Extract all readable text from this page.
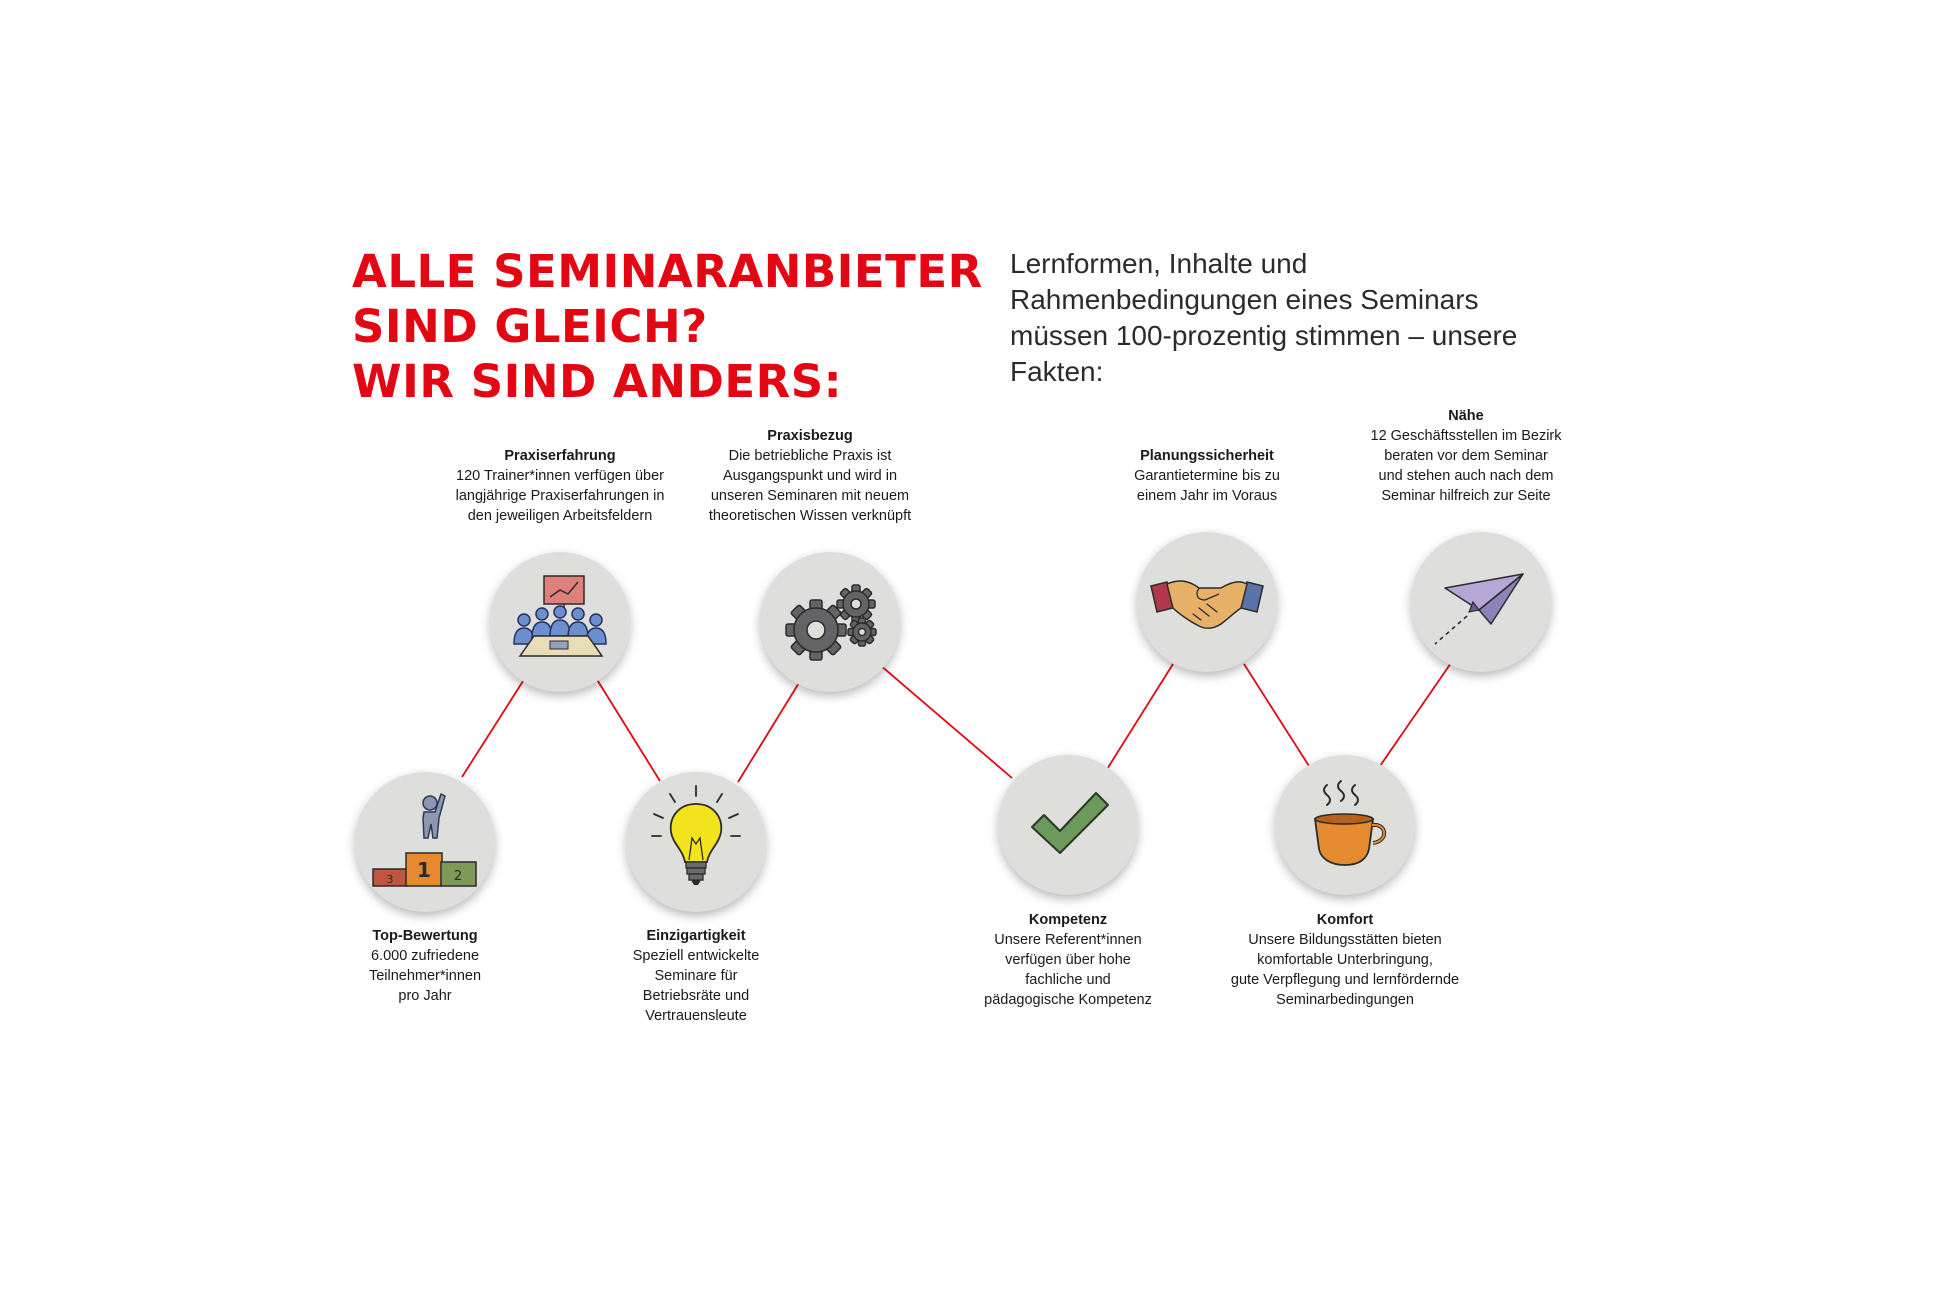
ALLE SEMINARANBIETER
SIND GLEICH?
WIR SIND ANDERS:

Lernformen, Inhalte und Rahmenbedingungen eines Seminars müssen 100-prozentig stimmen – unsere Fakten:

3 1 2
Top-Bewertung
6.000 zufriedene
Teilnehmer*innen
pro Jahr
Praxiserfahrung
120 Trainer*innen verfügen über
langjährige Praxiserfahrungen in
den jeweiligen Arbeitsfeldern
Einzigartigkeit
Speziell entwickelte
Seminare für
Betriebsräte und
Vertrauensleute
Praxisbezug
Die betriebliche Praxis ist
Ausgangspunkt und wird in
unseren Seminaren mit neuem
theoretischen Wissen verknüpft
Kompetenz
Unsere Referent*innen
verfügen über hohe
fachliche und
pädagogische Kompetenz
Planungssicherheit
Garantietermine bis zu
einem Jahr im Voraus
Komfort
Unsere Bildungsstätten bieten
komfortable Unterbringung,
gute Verpflegung und lernfördernde
Seminarbedingungen
Nähe
12 Geschäftsstellen im Bezirk
beraten vor dem Seminar
und stehen auch nach dem
Seminar hilfreich zur Seite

====================

Aim – Output the entries above exactly. Drop the pictures.

Exercise output –
Extract all readable text from this page.
ALLE SEMINARANBIETER
SIND GLEICH?
WIR SIND ANDERS:

Lernformen, Inhalte und Rahmenbedingungen eines Seminars müssen 100-prozentig stimmen – unsere Fakten:

3 1 2
Top-Bewertung
6.000 zufriedene
Teilnehmer*innen
pro Jahr
Praxiserfahrung
120 Trainer*innen verfügen über
langjährige Praxiserfahrungen in
den jeweiligen Arbeitsfeldern
Einzigartigkeit
Speziell entwickelte
Seminare für
Betriebsräte und
Vertrauensleute
Praxisbezug
Die betriebliche Praxis ist
Ausgangspunkt und wird in
unseren Seminaren mit neuem
theoretischen Wissen verknüpft
Kompetenz
Unsere Referent*innen
verfügen über hohe
fachliche und
pädagogische Kompetenz
Planungssicherheit
Garantietermine bis zu
einem Jahr im Voraus
Komfort
Unsere Bildungsstätten bieten
komfortable Unterbringung,
gute Verpflegung und lernfördernde
Seminarbedingungen
Nähe
12 Geschäftsstellen im Bezirk
beraten vor dem Seminar
und stehen auch nach dem
Seminar hilfreich zur Seite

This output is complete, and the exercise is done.